» Figure dataset records
========================================================================
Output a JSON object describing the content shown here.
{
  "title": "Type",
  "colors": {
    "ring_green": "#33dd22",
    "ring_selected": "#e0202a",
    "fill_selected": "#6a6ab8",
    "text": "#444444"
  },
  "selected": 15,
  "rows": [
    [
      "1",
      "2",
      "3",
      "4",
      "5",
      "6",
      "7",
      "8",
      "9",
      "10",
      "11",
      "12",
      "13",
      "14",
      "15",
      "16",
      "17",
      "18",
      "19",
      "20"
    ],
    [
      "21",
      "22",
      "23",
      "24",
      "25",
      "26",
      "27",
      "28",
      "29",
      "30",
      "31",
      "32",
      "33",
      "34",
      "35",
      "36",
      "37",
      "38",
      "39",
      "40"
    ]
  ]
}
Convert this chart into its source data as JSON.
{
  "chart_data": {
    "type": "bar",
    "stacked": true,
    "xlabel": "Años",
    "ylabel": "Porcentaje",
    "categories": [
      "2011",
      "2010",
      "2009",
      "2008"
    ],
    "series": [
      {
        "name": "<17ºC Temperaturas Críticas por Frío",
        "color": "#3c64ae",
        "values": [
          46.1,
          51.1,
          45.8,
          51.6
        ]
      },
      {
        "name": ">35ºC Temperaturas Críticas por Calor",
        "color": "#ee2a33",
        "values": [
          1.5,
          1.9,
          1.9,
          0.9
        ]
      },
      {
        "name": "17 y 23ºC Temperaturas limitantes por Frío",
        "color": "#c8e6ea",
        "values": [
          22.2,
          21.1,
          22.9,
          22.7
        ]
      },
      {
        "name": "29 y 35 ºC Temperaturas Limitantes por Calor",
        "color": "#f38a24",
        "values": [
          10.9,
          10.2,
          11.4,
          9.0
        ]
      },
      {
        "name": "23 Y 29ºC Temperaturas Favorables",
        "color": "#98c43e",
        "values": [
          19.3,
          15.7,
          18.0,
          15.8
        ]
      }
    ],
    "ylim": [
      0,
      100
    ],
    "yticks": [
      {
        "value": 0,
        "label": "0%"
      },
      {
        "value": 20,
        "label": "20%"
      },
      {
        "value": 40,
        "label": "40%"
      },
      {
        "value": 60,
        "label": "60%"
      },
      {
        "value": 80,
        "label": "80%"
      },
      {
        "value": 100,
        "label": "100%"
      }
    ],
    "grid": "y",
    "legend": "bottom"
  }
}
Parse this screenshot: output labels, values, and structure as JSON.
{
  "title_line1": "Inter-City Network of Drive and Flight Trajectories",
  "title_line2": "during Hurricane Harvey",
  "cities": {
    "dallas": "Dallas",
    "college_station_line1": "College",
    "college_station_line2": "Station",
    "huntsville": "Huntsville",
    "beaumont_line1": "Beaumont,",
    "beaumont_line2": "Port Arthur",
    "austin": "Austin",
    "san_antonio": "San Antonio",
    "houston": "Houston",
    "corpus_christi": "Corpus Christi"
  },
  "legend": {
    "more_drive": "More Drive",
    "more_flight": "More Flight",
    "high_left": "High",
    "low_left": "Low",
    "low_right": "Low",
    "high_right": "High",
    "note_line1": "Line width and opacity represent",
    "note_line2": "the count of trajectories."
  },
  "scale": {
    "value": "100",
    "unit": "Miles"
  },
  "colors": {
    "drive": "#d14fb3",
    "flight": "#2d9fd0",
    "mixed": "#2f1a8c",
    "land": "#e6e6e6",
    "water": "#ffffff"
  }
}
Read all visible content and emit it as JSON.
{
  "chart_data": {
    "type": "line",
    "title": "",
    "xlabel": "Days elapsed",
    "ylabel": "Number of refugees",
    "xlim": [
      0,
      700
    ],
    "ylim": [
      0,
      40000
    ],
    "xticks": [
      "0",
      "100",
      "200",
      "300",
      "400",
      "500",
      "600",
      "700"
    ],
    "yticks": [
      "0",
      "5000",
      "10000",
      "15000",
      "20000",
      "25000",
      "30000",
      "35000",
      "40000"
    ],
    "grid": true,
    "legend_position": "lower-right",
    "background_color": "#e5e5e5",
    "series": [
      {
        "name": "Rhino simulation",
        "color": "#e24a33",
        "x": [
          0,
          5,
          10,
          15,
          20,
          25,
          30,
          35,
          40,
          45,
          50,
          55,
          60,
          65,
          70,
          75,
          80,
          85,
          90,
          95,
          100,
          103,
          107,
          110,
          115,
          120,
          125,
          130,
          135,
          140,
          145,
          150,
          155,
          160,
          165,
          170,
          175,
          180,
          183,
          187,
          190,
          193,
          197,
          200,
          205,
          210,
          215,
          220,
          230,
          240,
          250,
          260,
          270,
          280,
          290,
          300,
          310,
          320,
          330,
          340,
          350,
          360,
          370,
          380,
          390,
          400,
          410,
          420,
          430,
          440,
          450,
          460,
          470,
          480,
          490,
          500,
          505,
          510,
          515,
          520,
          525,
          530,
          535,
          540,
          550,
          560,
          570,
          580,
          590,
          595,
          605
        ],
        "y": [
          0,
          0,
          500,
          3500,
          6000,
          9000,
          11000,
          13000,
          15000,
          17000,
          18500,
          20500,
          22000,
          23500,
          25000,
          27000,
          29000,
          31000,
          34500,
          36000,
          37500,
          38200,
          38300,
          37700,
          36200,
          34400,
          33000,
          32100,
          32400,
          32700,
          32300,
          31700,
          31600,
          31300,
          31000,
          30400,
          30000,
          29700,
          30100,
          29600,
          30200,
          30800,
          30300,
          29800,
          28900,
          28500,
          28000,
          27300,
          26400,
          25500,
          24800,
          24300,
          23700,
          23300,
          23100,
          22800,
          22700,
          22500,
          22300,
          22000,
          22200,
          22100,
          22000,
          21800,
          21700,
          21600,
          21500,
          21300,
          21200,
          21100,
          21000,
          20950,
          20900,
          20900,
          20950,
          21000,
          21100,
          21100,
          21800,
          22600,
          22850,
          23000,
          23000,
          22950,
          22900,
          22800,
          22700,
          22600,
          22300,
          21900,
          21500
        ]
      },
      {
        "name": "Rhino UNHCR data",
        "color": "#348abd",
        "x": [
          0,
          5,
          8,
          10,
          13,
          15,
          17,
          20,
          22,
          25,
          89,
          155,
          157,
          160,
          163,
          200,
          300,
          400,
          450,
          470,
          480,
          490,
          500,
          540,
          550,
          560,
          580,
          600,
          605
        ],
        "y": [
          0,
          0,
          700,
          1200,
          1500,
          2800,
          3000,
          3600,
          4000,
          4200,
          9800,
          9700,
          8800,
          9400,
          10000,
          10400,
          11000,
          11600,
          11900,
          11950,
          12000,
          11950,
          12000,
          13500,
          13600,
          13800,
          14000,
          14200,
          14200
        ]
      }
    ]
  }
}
========================================================================
List the lines of the material in which the word "Rhino" occurs.

» TASK RESULT
        "name": "Rhino simulation",
        "name": "Rhino UNHCR data",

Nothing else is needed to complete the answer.